#### To be done
Copy out the listing that follows, exactly, without its pictures.

#### Records shown
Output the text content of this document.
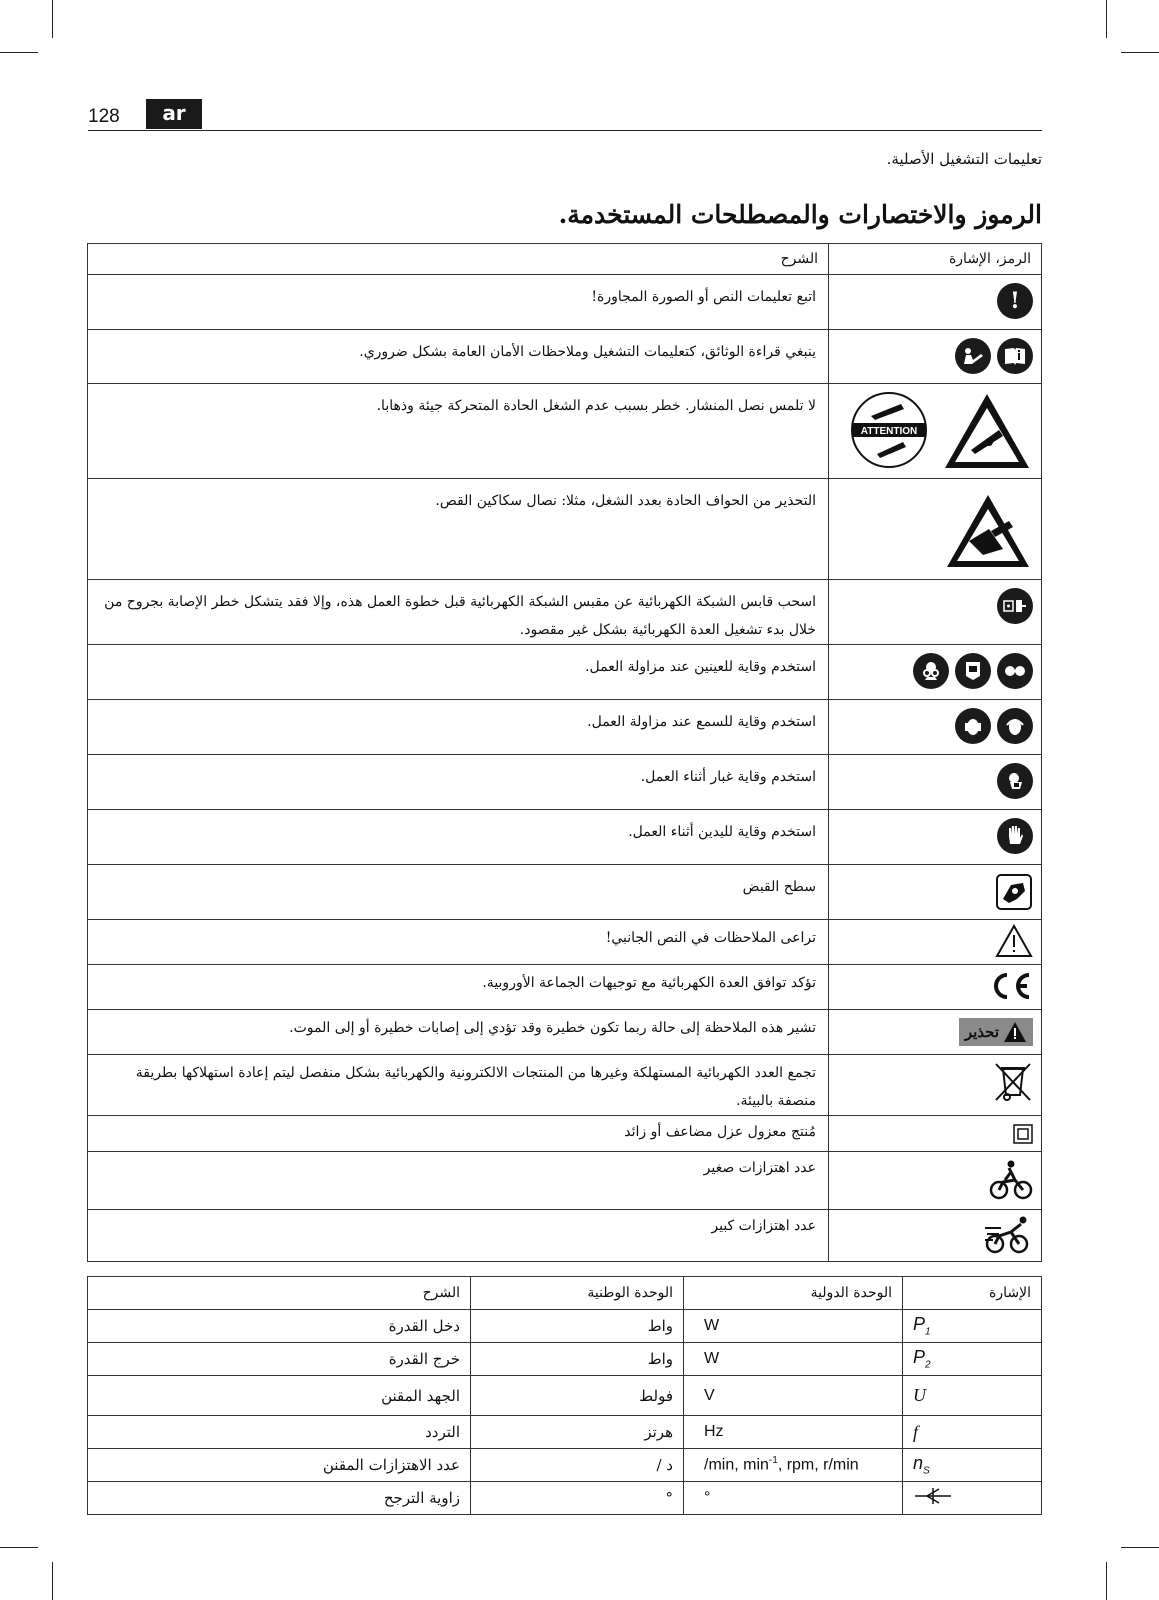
128	ar
تعليمات التشغيل الأصلية.
الرموز والاختصارات والمصطلحات المستخدمة.
الرمز، الإشارة	الشرح

!	اتبع تعليمات النص أو الصورة المجاورة!

	ينبغي قراءة الوثائق، كتعليمات التشغيل وملاحظات الأمان العامة بشكل ضروري.

ATTENTION	لا تلمس نصل المنشار. خطر بسبب عدم الشغل الحادة المتحركة جيئة وذهابا.

	التحذير من الحواف الحادة بعدد الشغل، مثلا: نصال سكاكين القص.

	اسحب قابس الشبكة الكهربائية عن مقبس الشبكة الكهربائية قبل خطوة العمل هذه، وإلا فقد يتشكل خطر الإصابة بجروح من خلال بدء تشغيل العدة الكهربائية بشكل غير مقصود.

	استخدم وقاية للعينين عند مزاولة العمل.

	استخدم وقاية للسمع عند مزاولة العمل.

	استخدم وقاية غبار أثناء العمل.

	استخدم وقاية لليدين أثناء العمل.

	سطح القبض

	تراعى الملاحظات في النص الجانبي!

	تؤكد توافق العدة الكهربائية مع توجيهات الجماعة الأوروبية.

تحذير	تشير هذه الملاحظة إلى حالة ربما تكون خطيرة وقد تؤدي إلى إصابات خطيرة أو إلى الموت.

	تجمع العدد الكهربائية المستهلكة وغيرها من المنتجات الالكترونية والكهربائية بشكل منفصل ليتم إعادة استهلاكها بطريقة منصفة بالبيئة.

	مُنتج معزول عزل مضاعف أو زائد

	عدد اهتزازات صغير

	عدد اهتزازات كبير
الإشارة	الوحدة الدولية	الوحدة الوطنية	الشرح
$P_1$	W	واط	دخل القدرة
$P_2$	W	واط	خرج القدرة
U	V	فولط	الجهد المقنن
f	Hz	هرتز	التردد
$n_S$	/min, $\min^{-1}$, rpm, r/min	د /	عدد الاهتزازات المقنن
	°	°	زاوية الترجح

#### Solution
Output the text content of this document.
128	ar
تعليمات التشغيل الأصلية.
الرموز والاختصارات والمصطلحات المستخدمة.
الرمز، الإشارة	الشرح

!	اتبع تعليمات النص أو الصورة المجاورة!

	ينبغي قراءة الوثائق، كتعليمات التشغيل وملاحظات الأمان العامة بشكل ضروري.

ATTENTION	لا تلمس نصل المنشار. خطر بسبب عدم الشغل الحادة المتحركة جيئة وذهابا.

	التحذير من الحواف الحادة بعدد الشغل، مثلا: نصال سكاكين القص.

	اسحب قابس الشبكة الكهربائية عن مقبس الشبكة الكهربائية قبل خطوة العمل هذه، وإلا فقد يتشكل خطر الإصابة بجروح من خلال بدء تشغيل العدة الكهربائية بشكل غير مقصود.

	استخدم وقاية للعينين عند مزاولة العمل.

	استخدم وقاية للسمع عند مزاولة العمل.

	استخدم وقاية غبار أثناء العمل.

	استخدم وقاية لليدين أثناء العمل.

	سطح القبض

	تراعى الملاحظات في النص الجانبي!

	تؤكد توافق العدة الكهربائية مع توجيهات الجماعة الأوروبية.

تحذير	تشير هذه الملاحظة إلى حالة ربما تكون خطيرة وقد تؤدي إلى إصابات خطيرة أو إلى الموت.

	تجمع العدد الكهربائية المستهلكة وغيرها من المنتجات الالكترونية والكهربائية بشكل منفصل ليتم إعادة استهلاكها بطريقة منصفة بالبيئة.

	مُنتج معزول عزل مضاعف أو زائد

	عدد اهتزازات صغير

	عدد اهتزازات كبير
الإشارة	الوحدة الدولية	الوحدة الوطنية	الشرح
$P_1$	W	واط	دخل القدرة
$P_2$	W	واط	خرج القدرة
U	V	فولط	الجهد المقنن
f	Hz	هرتز	التردد
$n_S$	/min, $\min^{-1}$, rpm, r/min	د /	عدد الاهتزازات المقنن
	°	°	زاوية الترجح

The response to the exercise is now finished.